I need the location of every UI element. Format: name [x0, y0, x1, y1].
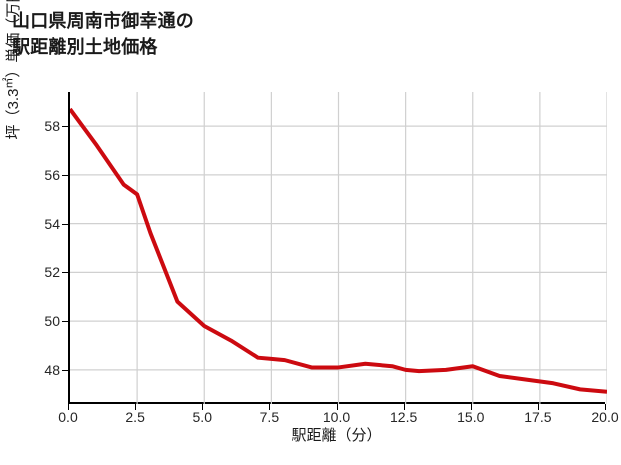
x-tick-mark-10.0 — [336, 404, 338, 410]
x-tick-label-15.0: 15.0 — [457, 409, 485, 425]
y-tick-label-58: 58 — [44, 118, 60, 135]
y-tick-label-50: 50 — [44, 313, 60, 330]
y-tick-mark-50 — [62, 321, 68, 323]
y-tick-mark-54 — [62, 223, 68, 225]
y-tick-label-54: 54 — [44, 215, 60, 232]
x-tick-label-0.0: 0.0 — [58, 409, 78, 425]
x-tick-label-17.5: 17.5 — [524, 409, 552, 425]
x-tick-mark-20.0 — [605, 404, 606, 410]
x-tick-label-12.5: 12.5 — [390, 409, 418, 425]
gridlines — [70, 92, 607, 404]
chart-canvas — [70, 92, 607, 404]
x-tick-mark-5.0 — [202, 404, 204, 410]
y-tick-label-52: 52 — [44, 264, 60, 281]
y-tick-mark-52 — [62, 272, 68, 274]
x-tick-label-2.5: 2.5 — [125, 409, 145, 425]
x-tick-mark-0.0 — [68, 404, 69, 410]
x-tick-mark-15.0 — [470, 404, 472, 410]
x-tick-label-5.0: 5.0 — [192, 409, 212, 425]
x-tick-label-7.5: 7.5 — [259, 409, 280, 425]
y-tick-label-56: 56 — [44, 166, 60, 183]
data-line-0 — [70, 107, 607, 394]
y-tick-mark-56 — [62, 174, 68, 176]
x-tick-mark-12.5 — [403, 404, 405, 410]
y-tick-label-48: 48 — [44, 361, 60, 378]
x-tick-label-10.0: 10.0 — [322, 409, 351, 425]
x-tick-mark-2.5 — [135, 404, 137, 410]
x-tick-mark-7.5 — [269, 404, 271, 410]
x-axis-title: 駅距離（分） — [291, 427, 382, 444]
page-title: 山口県周南市御幸通の 駅距離別土地価格 — [12, 11, 194, 58]
y-tick-mark-58 — [62, 126, 68, 128]
x-tick-label-20.0: 20.0 — [591, 409, 619, 425]
y-axis-title-unit: ㎡ — [2, 77, 15, 89]
y-tick-mark-48 — [62, 369, 68, 371]
x-tick-mark-17.5 — [537, 404, 539, 410]
data-series-group — [70, 107, 607, 394]
plot-area — [68, 92, 607, 404]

→ WHAT THIS TASK INVOLVES: Reproduce every row above word for word, leaving out the picture.

→ RESPONSE TO THE TASK:
I need the location of every UI element. Format: name [x0, y0, x1, y1].
x-tick-mark-10.0 — [336, 404, 338, 410]
x-tick-label-15.0: 15.0 — [457, 409, 485, 425]
y-tick-label-58: 58 — [44, 118, 60, 135]
y-tick-label-50: 50 — [44, 313, 60, 330]
y-tick-mark-50 — [62, 321, 68, 323]
y-tick-mark-54 — [62, 223, 68, 225]
y-tick-label-54: 54 — [44, 215, 60, 232]
x-tick-label-0.0: 0.0 — [58, 409, 78, 425]
x-tick-label-17.5: 17.5 — [524, 409, 552, 425]
x-tick-mark-20.0 — [605, 404, 606, 410]
x-tick-label-12.5: 12.5 — [390, 409, 418, 425]
gridlines — [70, 92, 607, 404]
chart-canvas — [70, 92, 607, 404]
x-tick-mark-5.0 — [202, 404, 204, 410]
y-tick-label-52: 52 — [44, 264, 60, 281]
y-tick-mark-52 — [62, 272, 68, 274]
x-tick-label-2.5: 2.5 — [125, 409, 145, 425]
x-tick-mark-0.0 — [68, 404, 69, 410]
x-tick-mark-15.0 — [470, 404, 472, 410]
x-tick-label-5.0: 5.0 — [192, 409, 212, 425]
x-tick-label-7.5: 7.5 — [259, 409, 280, 425]
y-tick-label-56: 56 — [44, 166, 60, 183]
data-line-0 — [70, 107, 607, 394]
y-tick-mark-56 — [62, 174, 68, 176]
x-tick-mark-12.5 — [403, 404, 405, 410]
y-tick-label-48: 48 — [44, 361, 60, 378]
x-tick-label-10.0: 10.0 — [322, 409, 351, 425]
x-tick-mark-2.5 — [135, 404, 137, 410]
x-tick-mark-7.5 — [269, 404, 271, 410]
x-axis-title: 駅距離（分） — [291, 427, 382, 444]
page-title: 山口県周南市御幸通の 駅距離別土地価格 — [12, 11, 194, 58]
y-tick-mark-58 — [62, 126, 68, 128]
x-tick-label-20.0: 20.0 — [591, 409, 619, 425]
y-axis-title-unit: ㎡ — [2, 77, 15, 89]
y-tick-mark-48 — [62, 369, 68, 371]
x-tick-mark-17.5 — [537, 404, 539, 410]
data-series-group — [70, 107, 607, 394]
plot-area — [68, 92, 607, 404]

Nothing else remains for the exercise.